STATED GOAL:
Please output the data from the line containing "- card-character: [136, 482, 184, 572]" through the line containing "- wifi-icon: [406, 10, 429, 28]" as a Markdown table with columns Row and Line, leaving out any blank lines.
********************
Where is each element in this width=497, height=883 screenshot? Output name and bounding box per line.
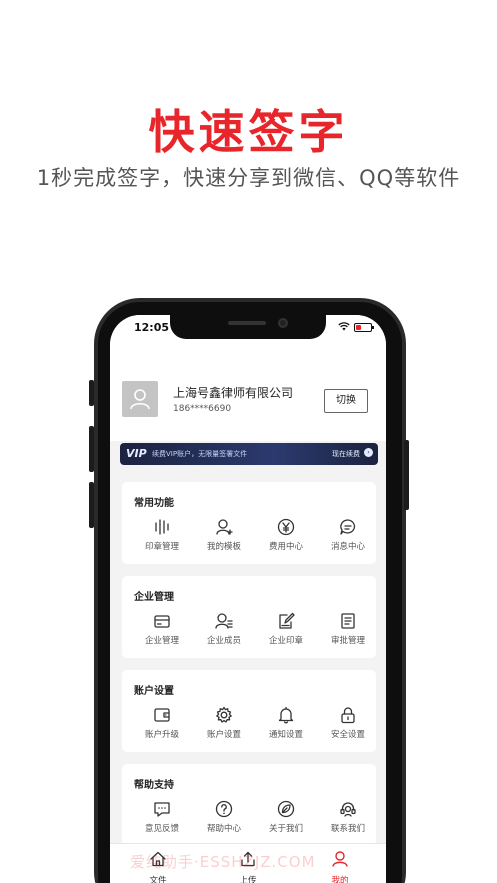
menu-item-label: 企业管理 [144,636,179,646]
menu-item-label: 审批管理 [330,636,365,646]
menu-item-label: 我的模板 [206,542,241,552]
vip-renew-link[interactable]: 现在续费 [332,449,360,459]
menu-item[interactable]: 联系我们 [318,800,378,834]
menu-item[interactable]: 费用中心 [256,518,316,552]
template-icon [194,518,254,536]
section-card: 企业管理 企业管理 企业成员 企业印章 审批管理 [122,576,376,658]
menu-item-label: 企业印章 [268,636,303,646]
promo-subtitle: 1秒完成签字，快速分享到微信、QQ等软件 [36,166,461,190]
edit-icon [256,612,316,630]
document-icon [318,612,378,630]
phone-side-button [404,440,409,510]
menu-item[interactable]: 我的模板 [194,518,254,552]
vip-logo: VIP [126,447,147,460]
menu-item-label: 企业成员 [206,636,241,646]
menu-item-label: 消息中心 [330,542,365,552]
card-icon [132,612,192,630]
menu-item[interactable]: 印章管理 [132,518,192,552]
user-icon [310,850,370,872]
status-time: 12:05 [134,321,170,334]
section-card: 账户设置 账户升级 账户设置 通知设置 安全设置 [122,670,376,752]
company-name: 上海号鑫律师有限公司 [173,386,294,400]
phone-notch [170,315,326,339]
menu-item[interactable]: 消息中心 [318,518,378,552]
menu-item[interactable]: 通知设置 [256,706,316,740]
menu-item[interactable]: 帮助中心 [194,800,254,834]
battery-icon [354,323,374,332]
phone-number: 186****6690 [173,404,232,414]
menu-item[interactable]: 安全设置 [318,706,378,740]
headset-icon [318,800,378,818]
menu-item[interactable]: 审批管理 [318,612,378,646]
menu-item-label: 安全设置 [330,730,365,740]
menu-item-label: 费用中心 [268,542,303,552]
leaf-icon [256,800,316,818]
stamp-icon [132,518,192,536]
feedback-icon [132,800,192,818]
phone-side-button [89,426,94,472]
user-placeholder-icon [130,389,150,410]
vip-banner[interactable]: VIP 续费VIP账户，无限量签署文件 现在续费 › [120,443,378,465]
tab-label: 文件 [149,876,167,883]
section-title: 账户设置 [134,686,174,697]
menu-item[interactable]: 账户升级 [132,706,192,740]
lock-icon [318,706,378,724]
menu-item-label: 意见反馈 [144,824,179,834]
phone-screen: 12:05 上海号鑫律师有限公司 186****6690 切换 VIP 续费VI… [110,315,386,883]
avatar[interactable] [122,381,158,417]
menu-item-label: 关于我们 [268,824,303,834]
menu-item[interactable]: 企业成员 [194,612,254,646]
menu-item[interactable]: 账户设置 [194,706,254,740]
yen-icon [256,518,316,536]
section-title: 帮助支持 [134,780,174,791]
tab-label: 上传 [239,876,257,883]
switch-account-button[interactable]: 切换 [324,389,368,413]
message-icon [318,518,378,536]
tab-label: 我的 [331,876,349,883]
watermark: 爱纯助手·ESSHZJZ.COM [130,853,316,871]
vip-text: 续费VIP账户，无限量签署文件 [152,450,248,458]
phone-side-button [89,380,94,406]
wifi-icon [338,322,350,334]
tab-item[interactable]: 我的 [310,850,370,883]
promo-title: 快速签字 [148,105,349,159]
gear-icon [194,706,254,724]
section-title: 常用功能 [134,498,174,509]
menu-item-label: 联系我们 [330,824,365,834]
phone-side-button [89,482,94,528]
menu-item[interactable]: 关于我们 [256,800,316,834]
menu-item-label: 帮助中心 [206,824,241,834]
menu-item-label: 印章管理 [144,542,179,552]
wallet-icon [132,706,192,724]
section-card: 帮助支持意见反馈 帮助中心 关于我们 联系我们 [122,764,376,846]
menu-item[interactable]: 企业管理 [132,612,192,646]
bell-icon [256,706,316,724]
section-card: 常用功能印章管理 我的模板 费用中心 消息中心 [122,482,376,564]
section-title: 企业管理 [134,592,174,603]
menu-item[interactable]: 意见反馈 [132,800,192,834]
menu-item[interactable]: 企业印章 [256,612,316,646]
member-icon [194,612,254,630]
menu-item-label: 通知设置 [268,730,303,740]
menu-item-label: 账户设置 [206,730,241,740]
question-icon [194,800,254,818]
profile-header: 上海号鑫律师有限公司 186****6690 切换 [110,341,386,441]
chevron-right-icon: › [364,448,373,457]
menu-item-label: 账户升级 [144,730,179,740]
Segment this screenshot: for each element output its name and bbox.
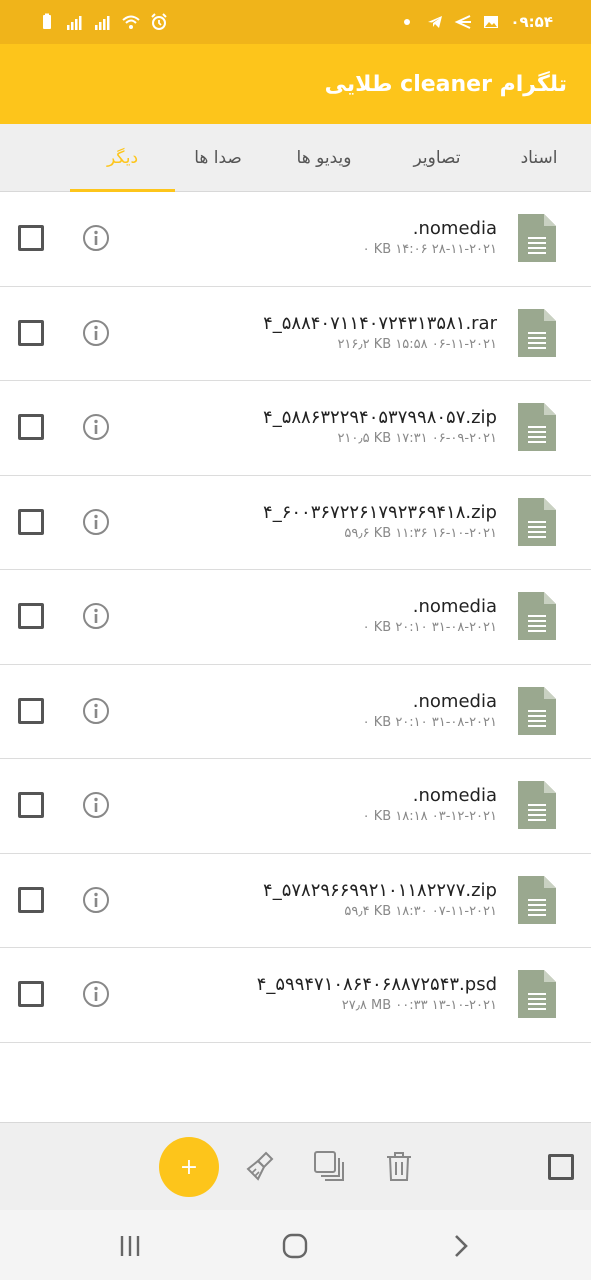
file-row[interactable]: ۴_۵۸۸۴۰۷۱۱۴۰۷۲۴۳۱۳۵۸۱.rar ۲۱۶٫۲ KB ۱۵:۵۸ … — [0, 287, 591, 381]
document-file-icon — [518, 214, 556, 262]
tab-videos[interactable]: ویدیو ها — [261, 124, 387, 191]
document-file-icon — [518, 592, 556, 640]
document-file-icon — [518, 308, 556, 357]
info-icon[interactable] — [82, 980, 110, 1008]
alarm-icon — [151, 13, 167, 30]
document-file-icon — [518, 875, 556, 924]
file-meta: ۰ KB ۲۰:۱۰ ۳۱-۰۸-۲۰۲۱ — [362, 620, 497, 635]
status-bar: ۰۹:۵۴ — [0, 0, 591, 44]
image-icon — [484, 16, 499, 28]
recent-apps-icon[interactable] — [116, 1232, 144, 1260]
file-meta: ۰ KB ۱۴:۰۶ ۲۸-۱۱-۲۰۲۱ — [362, 242, 497, 257]
file-meta: ۲۷٫۸ MB ۰۰:۳۳ ۱۳-۱۰-۲۰۲۱ — [341, 998, 497, 1013]
document-file-icon — [518, 970, 556, 1018]
back-arrow-icon — [454, 15, 472, 29]
signal-icon — [67, 16, 82, 30]
document-file-icon — [518, 686, 556, 735]
file-meta: ۵۹٫۴ KB ۱۸:۳۰ ۰۷-۱۱-۲۰۲۱ — [344, 903, 497, 919]
tab-audio[interactable]: صدا ها — [175, 124, 261, 191]
file-name: .nomedia — [412, 690, 497, 712]
file-name: .nomedia — [412, 596, 497, 617]
file-checkbox[interactable] — [18, 319, 44, 346]
file-name: .nomedia — [412, 785, 497, 806]
system-nav-bar — [0, 1210, 591, 1280]
file-checkbox[interactable] — [18, 508, 44, 535]
tab-bar: اسناد تصاویر ویدیو ها صدا ها دیگر — [0, 124, 591, 192]
file-row[interactable]: ۴_۵۹۹۴۷۱۰۸۶۴۰۶۸۸۷۲۵۴۳.psd ۲۷٫۸ MB ۰۰:۳۳ ۱… — [0, 948, 591, 1043]
add-button[interactable]: + — [159, 1137, 219, 1197]
file-meta: ۲۱۰٫۵ KB ۱۷:۳۱ ۰۶-۰۹-۲۰۲۱ — [337, 431, 497, 446]
home-icon[interactable] — [281, 1232, 309, 1260]
dot-icon — [404, 19, 411, 25]
file-name: ۴_۶۰۰۳۶۷۲۲۶۱۷۹۲۳۶۹۴۱۸.zip — [263, 501, 497, 523]
info-icon[interactable] — [82, 602, 110, 630]
file-row[interactable]: .nomedia ۰ KB ۲۰:۱۰ ۳۱-۰۸-۲۰۲۱ — [0, 570, 591, 665]
battery-icon — [43, 13, 51, 29]
app-bar: تلگرام cleaner طلایی — [0, 44, 591, 124]
tab-images[interactable]: تصاویر — [387, 124, 487, 191]
file-meta: ۵۹٫۶ KB ۱۱:۳۶ ۱۶-۱۰-۲۰۲۱ — [344, 525, 497, 541]
file-row[interactable]: .nomedia ۰ KB ۱۴:۰۶ ۲۸-۱۱-۲۰۲۱ — [0, 192, 591, 287]
bottom-action-bar: + — [0, 1122, 591, 1210]
info-icon[interactable] — [82, 413, 110, 441]
status-left — [38, 13, 168, 31]
select-all-checkbox[interactable] — [548, 1154, 574, 1180]
file-list: .nomedia ۰ KB ۱۴:۰۶ ۲۸-۱۱-۲۰۲۱ ۴_۵۸۸۴۰۷۱۱۴… — [0, 192, 591, 1043]
file-name: ۴_۵۸۸۴۰۷۱۱۴۰۷۲۴۳۱۳۵۸۱.rar — [263, 312, 497, 334]
file-name: ۴_۵۷۸۲۹۶۶۹۹۲۱۰۱۱۸۲۲۷۷.zip — [263, 879, 497, 901]
document-file-icon — [518, 781, 556, 829]
file-checkbox[interactable] — [18, 225, 44, 251]
file-meta: ۲۱۶٫۲ KB ۱۵:۵۸ ۰۶-۱۱-۲۰۲۱ — [337, 336, 497, 352]
info-icon[interactable] — [82, 697, 110, 725]
app-title: تلگرام cleaner طلایی — [324, 71, 567, 97]
broom-icon[interactable] — [244, 1149, 278, 1183]
file-checkbox[interactable] — [18, 414, 44, 440]
file-checkbox[interactable] — [18, 981, 44, 1007]
status-time: ۰۹:۵۴ — [510, 13, 553, 31]
document-file-icon — [518, 497, 556, 546]
file-checkbox[interactable] — [18, 697, 44, 724]
file-row[interactable]: ۴_۶۰۰۳۶۷۲۲۶۱۷۹۲۳۶۹۴۱۸.zip ۵۹٫۶ KB ۱۱:۳۶ ۱… — [0, 476, 591, 570]
info-icon[interactable] — [82, 224, 110, 252]
tab-other[interactable]: دیگر — [70, 124, 175, 192]
file-name: ۴_۵۸۸۶۳۲۲۹۴۰۵۳۷۹۹۸۰۵۷.zip — [263, 407, 497, 428]
document-file-icon — [518, 403, 556, 451]
info-icon[interactable] — [82, 791, 110, 819]
file-checkbox[interactable] — [18, 792, 44, 818]
info-icon[interactable] — [82, 319, 110, 347]
file-row[interactable]: ۴_۵۸۸۶۳۲۲۹۴۰۵۳۷۹۹۸۰۵۷.zip ۲۱۰٫۵ KB ۱۷:۳۱ … — [0, 381, 591, 476]
copy-icon[interactable] — [312, 1149, 346, 1183]
tab-documents[interactable]: اسناد — [487, 124, 591, 191]
info-icon[interactable] — [82, 508, 110, 536]
file-checkbox[interactable] — [18, 603, 44, 629]
wifi-icon — [122, 15, 140, 29]
file-checkbox[interactable] — [18, 886, 44, 913]
file-meta: ۰ KB ۱۸:۱۸ ۰۳-۱۲-۲۰۲۱ — [362, 809, 497, 824]
file-row[interactable]: .nomedia ۰ KB ۱۸:۱۸ ۰۳-۱۲-۲۰۲۱ — [0, 759, 591, 854]
telegram-icon — [428, 16, 443, 28]
file-name: ۴_۵۹۹۴۷۱۰۸۶۴۰۶۸۸۷۲۵۴۳.psd — [256, 974, 497, 995]
file-row[interactable]: ۴_۵۷۸۲۹۶۶۹۹۲۱۰۱۱۸۲۲۷۷.zip ۵۹٫۴ KB ۱۸:۳۰ ۰… — [0, 854, 591, 948]
file-meta: ۰ KB ۲۰:۱۰ ۳۱-۰۸-۲۰۲۱ — [362, 714, 497, 730]
file-name: .nomedia — [412, 218, 497, 239]
status-right: ۰۹:۵۴ — [398, 13, 553, 31]
signal-icon — [95, 16, 110, 30]
back-icon[interactable] — [447, 1232, 475, 1260]
delete-icon[interactable] — [382, 1149, 416, 1183]
info-icon[interactable] — [82, 886, 110, 914]
file-row[interactable]: .nomedia ۰ KB ۲۰:۱۰ ۳۱-۰۸-۲۰۲۱ — [0, 665, 591, 759]
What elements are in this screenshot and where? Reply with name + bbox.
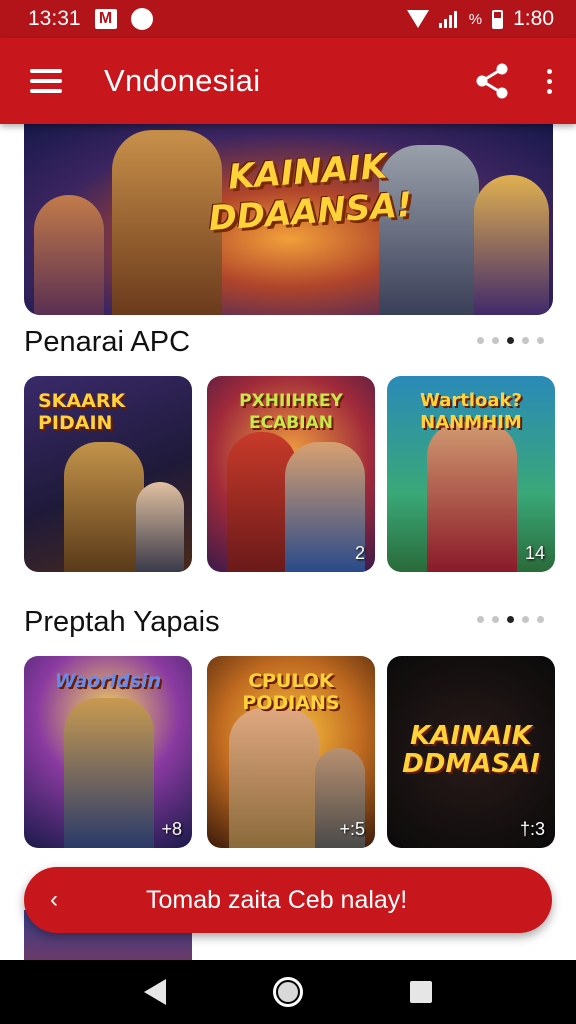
- card-character: [136, 482, 184, 572]
- card-title: SKAARK PIDAIN: [38, 390, 126, 434]
- game-card[interactable]: PXHIIHREY ECABIAN 2: [207, 376, 375, 572]
- card-badge: +:5: [339, 819, 365, 839]
- recents-icon[interactable]: [410, 981, 433, 1003]
- hero-banner[interactable]: KAINAIK DDAANSA!: [24, 124, 553, 315]
- signal-icon: [438, 10, 459, 28]
- back-icon[interactable]: [143, 979, 166, 1005]
- app-bar: Vndonesiai: [0, 38, 576, 124]
- card-title: Wartloak? NANMHIM: [420, 390, 522, 433]
- game-card[interactable]: Waorldsin +8: [24, 656, 192, 848]
- card-character: [427, 422, 517, 572]
- notification-circle-icon: [130, 8, 153, 30]
- status-time: 13:31: [28, 7, 81, 30]
- signal-percent: %: [468, 10, 483, 28]
- card-title: KAINAIK DDMASAI: [402, 721, 540, 779]
- card-character: [64, 442, 144, 572]
- card-badge: 2: [354, 543, 365, 563]
- card-character: [64, 698, 154, 848]
- hamburger-icon[interactable]: [30, 69, 62, 93]
- game-card[interactable]: CPULOK PODIANS +:5: [207, 656, 375, 848]
- promo-pill-label: Tomab zaita Ceb nalay!: [146, 885, 408, 914]
- hero-character-right: [474, 175, 549, 315]
- system-nav-bar: [0, 960, 576, 1024]
- card-badge: 14: [524, 543, 545, 563]
- game-card[interactable]: KAINAIK DDMASAI †:3: [387, 656, 555, 848]
- section-title-2: Preptah Yapais: [24, 606, 220, 638]
- promo-pill-button[interactable]: ‹ Tomab zaita Ceb nalay!: [24, 867, 552, 933]
- card-character: [229, 708, 319, 848]
- card-title: Waorldsin: [54, 670, 162, 692]
- home-icon[interactable]: [272, 977, 303, 1007]
- status-bar: 13:31 M % 1:80: [0, 0, 576, 38]
- game-card[interactable]: SKAARK PIDAIN: [24, 376, 192, 572]
- battery-text: 1:80: [513, 7, 554, 30]
- card-title: PXHIIHREY ECABIAN: [239, 391, 343, 433]
- mail-notification-icon: M: [94, 9, 117, 29]
- hero-character-left: [34, 195, 104, 315]
- card-badge: +8: [161, 819, 182, 839]
- battery-icon: [492, 9, 504, 29]
- chevron-left-icon: ‹: [50, 886, 58, 913]
- more-vert-icon[interactable]: [547, 68, 552, 94]
- game-card[interactable]: Wartloak? NANMHIM 14: [387, 376, 555, 572]
- wifi-icon: [406, 10, 429, 28]
- hero-title: KAINAIK DDAANSA!: [207, 146, 414, 240]
- card-title: CPULOK PODIANS: [242, 670, 340, 714]
- section-title-1: Penarai APC: [24, 326, 191, 358]
- carousel-indicator-2: [477, 616, 544, 623]
- card-badge: †:3: [519, 819, 545, 839]
- share-icon[interactable]: [475, 62, 509, 100]
- carousel-indicator-1: [477, 337, 544, 344]
- card-character: [285, 442, 365, 572]
- page-title: Vndonesiai: [104, 63, 261, 98]
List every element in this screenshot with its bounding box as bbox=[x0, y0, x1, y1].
********************
THE SOLUTION:
| Row | Line |
|---|---|
| 1 | - card-character: [136, 482, 184, 572] |
| 2 | - card-title: SKAARK PIDAIN: [38, 390, 126, 434] |
| 3 | - game-card[interactable]: PXHIIHREY ECABIAN 2: [207, 376, 375, 572] |
| 4 | - card-badge: +:5: [339, 819, 365, 839] |
| 5 | - recents-icon[interactable]: [410, 981, 433, 1003] |
| 6 | - hero-banner[interactable]: KAINAIK DDAANSA!: [24, 124, 553, 315] |
| 7 | - signal-icon: [438, 10, 459, 28] |
| 8 | - back-icon[interactable]: [143, 979, 166, 1005] |
| 9 | - app-bar: Vndonesiai: [0, 38, 576, 124] |
| 10 | - card-title: Wartloak? NANMHIM: [420, 390, 522, 433] |
| 11 | - game-card[interactable]: Waorldsin +8: [24, 656, 192, 848] |
| 12 | - card-character: [427, 422, 517, 572] |
| 13 | - notification-circle-icon: [130, 8, 153, 30] |
| 14 | - status-time: 13:31: [28, 7, 81, 30] |
| 15 | - signal-percent: %: [468, 10, 483, 28] |
| 16 | - card-title: KAINAIK DDMASAI: [402, 721, 540, 779] |
| 17 | - card-character: [64, 442, 144, 572] |
| 18 | - card-badge: 2: [354, 543, 365, 563] |
| 19 | - card-character: [64, 698, 154, 848] |
| 20 | - hamburger-icon[interactable]: [30, 69, 62, 93] |
| 21 | - game-card[interactable]: CPULOK PODIANS +:5: [207, 656, 375, 848] |
| 22 | - promo-pill-label: Tomab zaita Ceb nalay!: [146, 885, 408, 914] |
| 23 | - hero-character-right: [474, 175, 549, 315] |
| 24 | - system-nav-bar: [0, 960, 576, 1024] |
| 25 | - card-badge: 14: [524, 543, 545, 563] |
| 26 | - game-card[interactable]: KAINAIK DDMASAI †:3: [387, 656, 555, 848] |
| 27 | - section-title-2: Preptah Yapais: [24, 606, 220, 638] |
| 28 | - promo-pill-button[interactable]: ‹ Tomab zaita Ceb nalay!: [24, 867, 552, 933] |
| 29 | - card-character: [229, 708, 319, 848] |
| 30 | - card-title: Waorldsin: [54, 670, 162, 692] |
| 31 | - home-icon[interactable]: [272, 977, 303, 1007] |
| 32 | - status-bar: 13:31 M % 1:80: [0, 0, 576, 38] |
| 33 | - game-card[interactable]: SKAARK PIDAIN: [24, 376, 192, 572] |
| 34 | - battery-text: 1:80: [513, 7, 554, 30] |
| 35 | - card-title: PXHIIHREY ECABIAN: [239, 391, 343, 433] |
| 36 | - mail-notification-icon: M: [94, 9, 117, 29] |
| 37 | - hero-character-left: [34, 195, 104, 315] |
| 38 | - card-badge: +8: [161, 819, 182, 839] |
| 39 | - battery-icon: [492, 9, 504, 29] |
| 40 | - chevron-left-icon: ‹: [50, 886, 58, 913] |
| 41 | - more-vert-icon[interactable]: [547, 68, 552, 94] |
| 42 | - game-card[interactable]: Wartloak? NANMHIM 14: [387, 376, 555, 572] |
| 43 | - wifi-icon: [406, 10, 429, 28] |